SOURCE DOCUMENT:
########

Presets

When you need to have an exact data point, GraphGen has got your back

Sometimes you don'w want a random value, even one which is very realistic. Instead you want a fixed data point that you can rely on being present. Usually this happens when you are writing a test case and you want to make an assertian against a value that you know think of ahead of time. In GraphGen, you can accomplish with presets. These are values you pass in when you create a record that will be used wholesale. For example, let's say we have a Person type:

type Person {
  name: String!
}

If we just call graphgen.create('Person') it will generate a new person record with a random value for name. Howover, if we pass in a set of properties along with the type of record that we want to create, then those properties will override any generated or computed properties of the record. So for example, we can set the name of a person explicitly, and that is the value that GraphGen will use.

let person = graphgen.create("Person", {
  name: "Bob Dobalina"
});

person.name //=> "Bob Dobalina"

Presets can be used not only for normal properties, but also for relationships. Consider the following schema:

type Person {
  name: String!
  employer: Business @has(chance: 0.95)
}

type Business {
  name: String!
  employees: [Person] @inverse(of: "Person.employer") @size(mean: 10)

########

SUPPLIED RECORDS:
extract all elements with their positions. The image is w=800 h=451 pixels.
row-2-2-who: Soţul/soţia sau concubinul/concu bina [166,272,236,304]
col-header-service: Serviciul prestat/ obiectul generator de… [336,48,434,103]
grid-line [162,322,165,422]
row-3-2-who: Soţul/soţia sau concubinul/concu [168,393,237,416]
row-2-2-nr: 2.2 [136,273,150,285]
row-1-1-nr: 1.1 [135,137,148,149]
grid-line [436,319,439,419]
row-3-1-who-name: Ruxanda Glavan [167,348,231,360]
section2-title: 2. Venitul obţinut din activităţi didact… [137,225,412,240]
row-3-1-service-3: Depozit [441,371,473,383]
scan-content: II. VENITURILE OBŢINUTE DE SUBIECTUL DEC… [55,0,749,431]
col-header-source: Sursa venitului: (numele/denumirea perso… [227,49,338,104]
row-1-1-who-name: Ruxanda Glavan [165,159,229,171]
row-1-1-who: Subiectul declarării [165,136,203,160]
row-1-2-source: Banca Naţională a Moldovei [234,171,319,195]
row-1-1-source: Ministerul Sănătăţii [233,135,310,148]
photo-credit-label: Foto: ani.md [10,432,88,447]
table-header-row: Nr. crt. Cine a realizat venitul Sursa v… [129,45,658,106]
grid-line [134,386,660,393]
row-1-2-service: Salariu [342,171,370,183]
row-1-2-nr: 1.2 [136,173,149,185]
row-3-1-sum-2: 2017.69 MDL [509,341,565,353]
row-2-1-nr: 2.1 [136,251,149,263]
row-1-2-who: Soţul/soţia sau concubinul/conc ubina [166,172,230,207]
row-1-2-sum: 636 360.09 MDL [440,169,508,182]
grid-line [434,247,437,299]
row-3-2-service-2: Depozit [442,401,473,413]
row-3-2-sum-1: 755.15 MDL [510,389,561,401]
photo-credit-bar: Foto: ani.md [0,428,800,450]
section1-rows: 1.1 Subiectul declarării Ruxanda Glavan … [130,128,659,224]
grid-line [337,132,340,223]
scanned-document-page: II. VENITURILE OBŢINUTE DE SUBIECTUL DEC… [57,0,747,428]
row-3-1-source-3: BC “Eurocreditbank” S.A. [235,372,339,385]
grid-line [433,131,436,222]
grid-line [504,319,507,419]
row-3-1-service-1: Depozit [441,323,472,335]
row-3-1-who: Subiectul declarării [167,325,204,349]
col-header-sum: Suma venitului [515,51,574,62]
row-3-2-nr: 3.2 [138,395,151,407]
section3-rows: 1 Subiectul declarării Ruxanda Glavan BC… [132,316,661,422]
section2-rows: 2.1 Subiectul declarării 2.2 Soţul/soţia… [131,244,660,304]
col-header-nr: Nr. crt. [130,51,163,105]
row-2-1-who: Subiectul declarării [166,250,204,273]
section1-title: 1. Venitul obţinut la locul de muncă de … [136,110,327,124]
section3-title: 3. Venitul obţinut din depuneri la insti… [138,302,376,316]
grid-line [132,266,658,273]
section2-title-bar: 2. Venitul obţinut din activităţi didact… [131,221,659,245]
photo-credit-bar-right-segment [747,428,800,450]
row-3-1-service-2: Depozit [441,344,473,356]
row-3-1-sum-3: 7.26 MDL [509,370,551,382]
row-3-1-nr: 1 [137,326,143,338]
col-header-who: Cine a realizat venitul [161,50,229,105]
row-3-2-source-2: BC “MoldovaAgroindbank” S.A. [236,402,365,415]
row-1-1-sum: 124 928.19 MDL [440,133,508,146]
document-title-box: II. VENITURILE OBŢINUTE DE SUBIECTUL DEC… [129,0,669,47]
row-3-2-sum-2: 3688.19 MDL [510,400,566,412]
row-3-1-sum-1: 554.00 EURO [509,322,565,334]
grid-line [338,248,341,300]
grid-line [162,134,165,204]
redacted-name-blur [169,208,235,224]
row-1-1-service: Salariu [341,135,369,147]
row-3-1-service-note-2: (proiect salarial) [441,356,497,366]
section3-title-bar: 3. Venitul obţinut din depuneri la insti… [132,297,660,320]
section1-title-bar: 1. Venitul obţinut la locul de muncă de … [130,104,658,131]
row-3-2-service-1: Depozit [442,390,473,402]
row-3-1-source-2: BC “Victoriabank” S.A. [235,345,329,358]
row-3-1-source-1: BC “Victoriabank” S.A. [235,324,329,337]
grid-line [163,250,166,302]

########

EXERCISES TO COMPLETE:
- A) From the presets page, print the passage starting with "Sometimes you don'w" and going on through "GraphGen will use.".
- B) On the presets page, what happens to the properties you pass in along with the type of record you want to create?
- C) Pick up the presets page from where it stops and continue it.

TASK RESPONSES:
- A)
Sometimes you don'w want a random value, even one which is very realistic. Instead you want a fixed data point that you can rely on being present. Usually this happens when you are writing a test case and you want to make an assertian against a value that you know think of ahead of time. In GraphGen, you can accomplish with presets. These are values you pass in when you create a record that will be used wholesale. For example, let's say we have a Person type:

type Person {
  name: String!
}

If we just call graphgen.create('Person') it will generate a new person record with a random value for name. Howover, if we pass in a set of properties along with the type of record that we want to create, then those properties will override any generated or computed properties of the record. So for example, we can set the name of a person explicitly, and that is the value that GraphGen will use.

- B) They override any generated or computed properties of the record.

- C)
}

Suppose we want to create a test case in which we want to check that our API returns a certain Bob Dobalina that works for for Acme Corp. We can do this by passing in preset properties for the relationship as well:

let person = graphgen.create("Person", {
  name: "Bob Dobalina",
  employer: {
    name: "Acme, Corp",
  }
});

person.name //=> Bob Dobalina
person.employer.name //=> Acme, Corp

GraphGen will use the preset values for both of the records that it ends up creating.

Preset Collections

What happens when you generating from the side of a relationship that has a collection? In this case, what if we generated a Business name Acme Corp and we wanted to ensure that one of the employees was named Bob Dobalina? To do this, pass an array containing the values that you want to be present:

let business = graphgen.create("Business", {
  name: "Acme, Corp"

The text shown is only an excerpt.